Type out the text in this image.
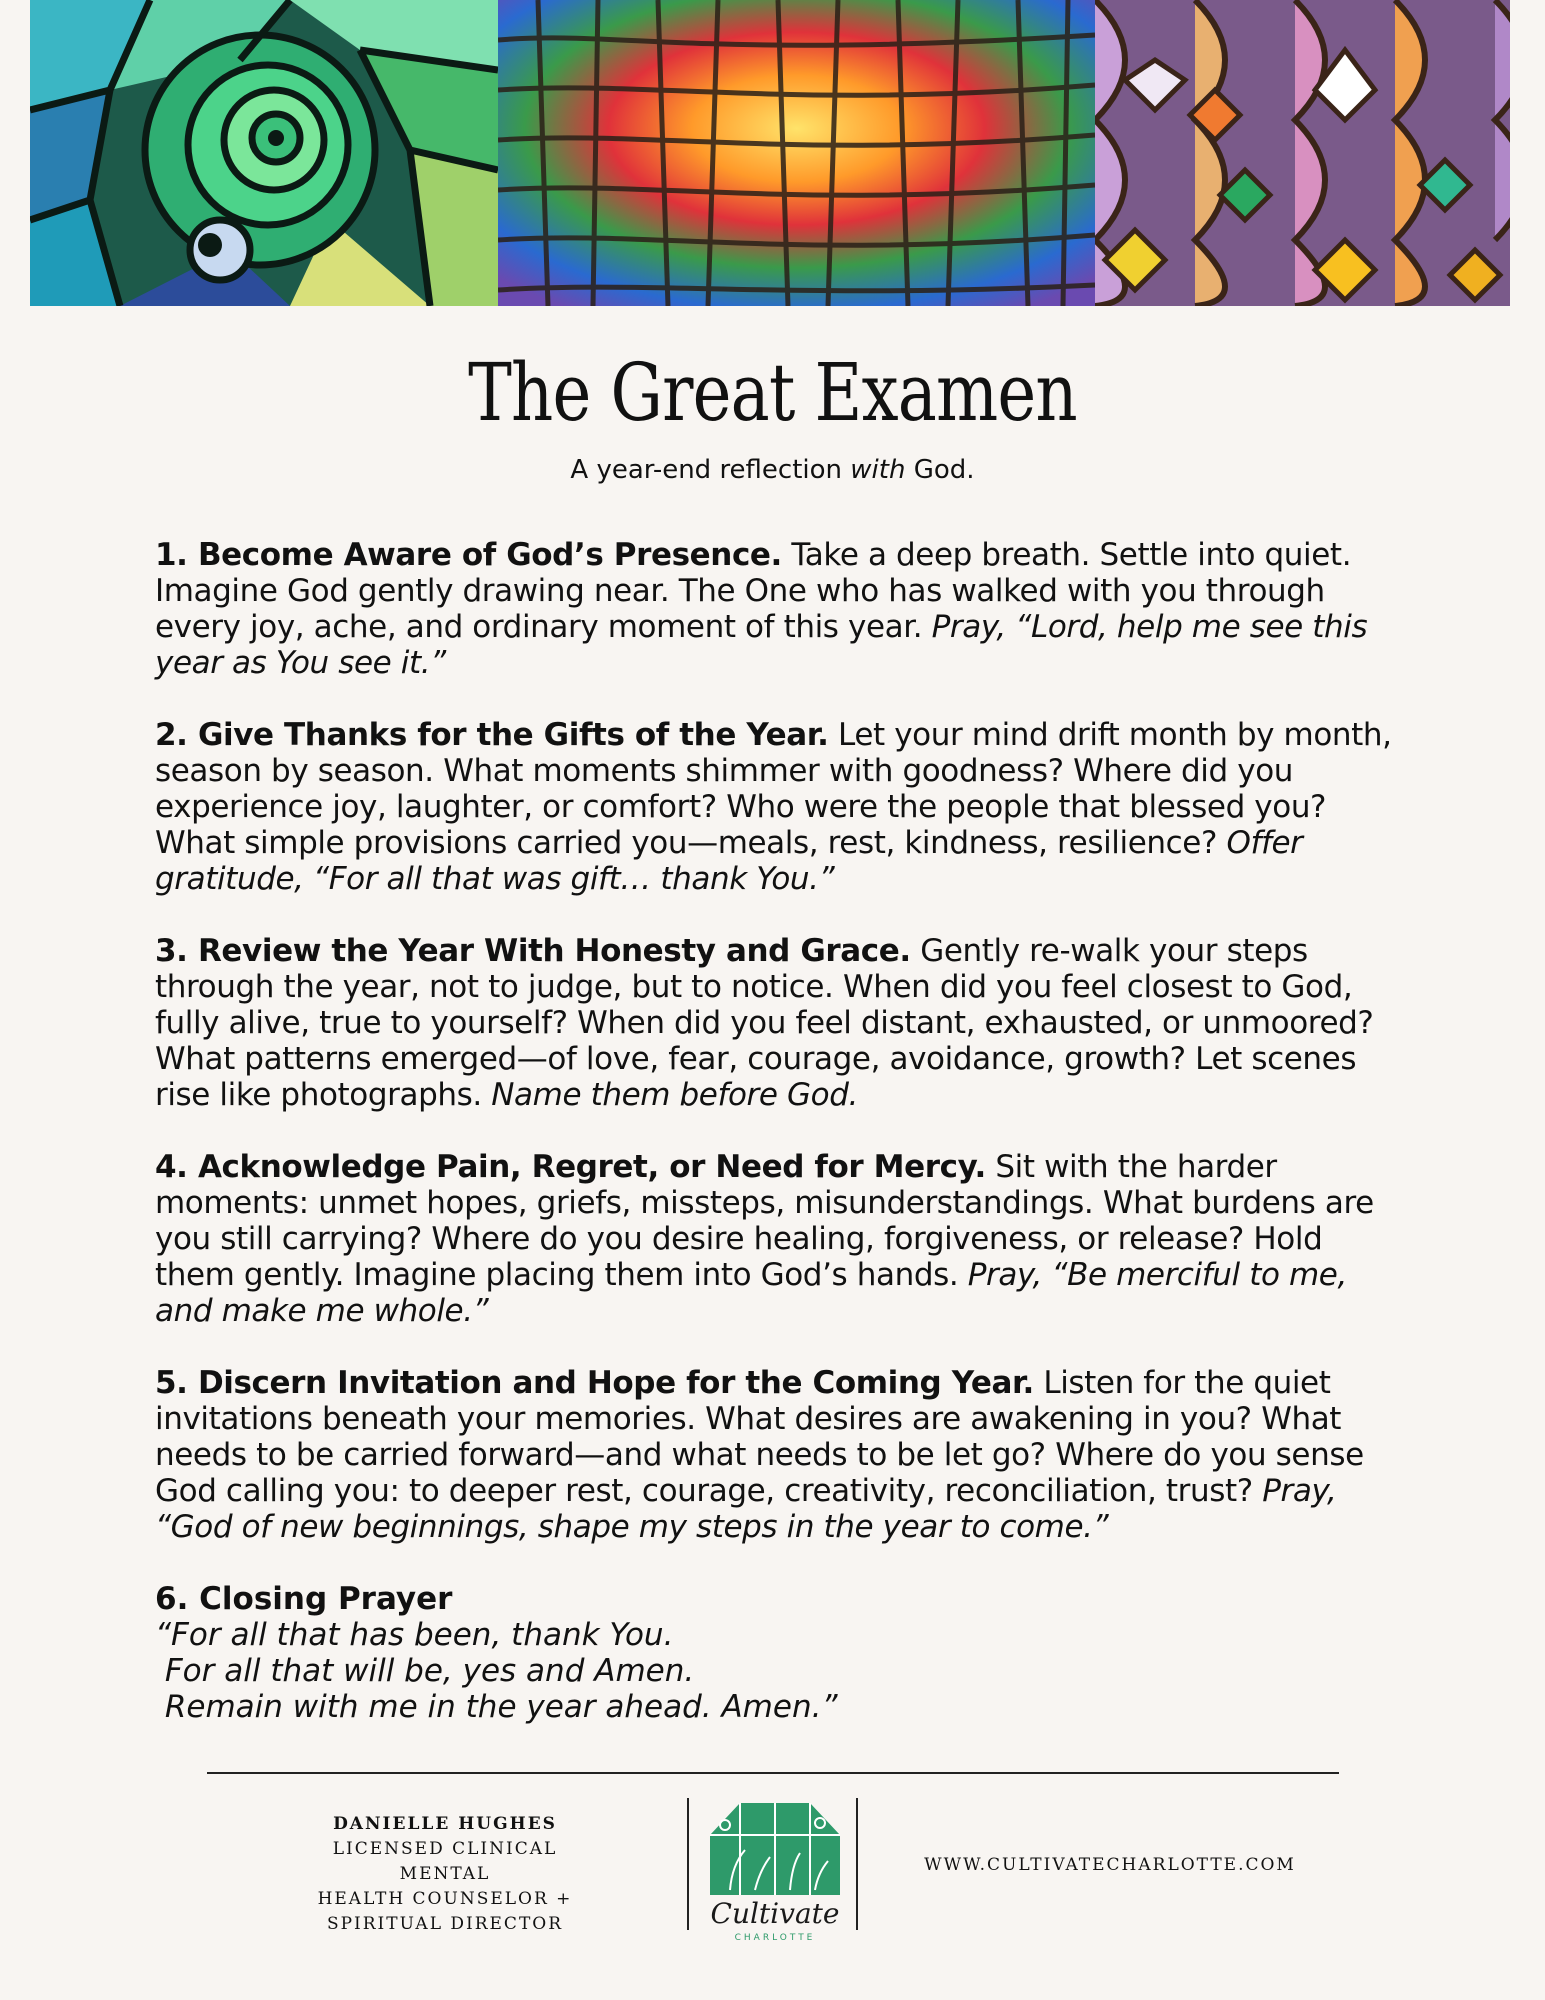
The Great Examen
A year-end reflection with God.

1. Become Aware of God’s Presence. Take a deep breath. Settle into quiet. Imagine God gently drawing near. The One who has walked with you through every joy, ache, and ordinary moment of this year. Pray, “Lord, help me see this year as You see it.”

2. Give Thanks for the Gifts of the Year. Let your mind drift month by month, season by season. What moments shimmer with goodness? Where did you experience joy, laughter, or comfort? Who were the people that blessed you? What simple provisions carried you—meals, rest, kindness, resilience? Offer gratitude, “For all that was gift… thank You.”

3. Review the Year With Honesty and Grace. Gently re-walk your steps through the year, not to judge, but to notice. When did you feel closest to God, fully alive, true to yourself? When did you feel distant, exhausted, or unmoored? What patterns emerged—of love, fear, courage, avoidance, growth? Let scenes rise like photographs. Name them before God.

4. Acknowledge Pain, Regret, or Need for Mercy. Sit with the harder moments: unmet hopes, griefs, missteps, misunderstandings. What burdens are you still carrying? Where do you desire healing, forgiveness, or release? Hold them gently. Imagine placing them into God’s hands. Pray, “Be merciful to me, and make me whole.”

5. Discern Invitation and Hope for the Coming Year. Listen for the quiet invitations beneath your memories. What desires are awakening in you? What needs to be carried forward—and what needs to be let go? Where do you sense God calling you: to deeper rest, courage, creativity, reconciliation, trust? Pray, “God of new beginnings, shape my steps in the year to come.”

6. Closing Prayer
“For all that has been, thank You.
For all that will be, yes and Amen.
Remain with me in the year ahead. Amen.”
DANIELLE HUGHES
LICENSED CLINICAL MENTAL
HEALTH COUNSELOR +
SPIRITUAL DIRECTOR	Cultivate
CHARLOTTE
WWW.CULTIVATECHARLOTTE.COM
= = = = =
_WHAT YOU NEED TO DO_
Go over the records above and tally the lines with the word "Imagine" in them. Give the number alone.

_SOLUTION FOR THIS TASK_
2